## WHAT THIS TASK INVOLVES
List each line in which the string "History" appears.

──────────

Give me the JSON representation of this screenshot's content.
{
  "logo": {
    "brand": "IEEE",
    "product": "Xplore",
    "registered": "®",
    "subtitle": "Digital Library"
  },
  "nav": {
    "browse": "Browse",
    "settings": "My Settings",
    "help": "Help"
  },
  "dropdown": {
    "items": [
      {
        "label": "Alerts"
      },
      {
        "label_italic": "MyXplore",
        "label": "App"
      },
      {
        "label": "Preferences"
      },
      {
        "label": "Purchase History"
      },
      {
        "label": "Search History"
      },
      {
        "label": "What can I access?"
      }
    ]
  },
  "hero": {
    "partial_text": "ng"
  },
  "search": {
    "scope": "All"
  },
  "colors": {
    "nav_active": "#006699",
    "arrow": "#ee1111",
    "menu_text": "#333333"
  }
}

──────────

## TASK RESPONSE
        "label": "Purchase History"
        "label": "Search History"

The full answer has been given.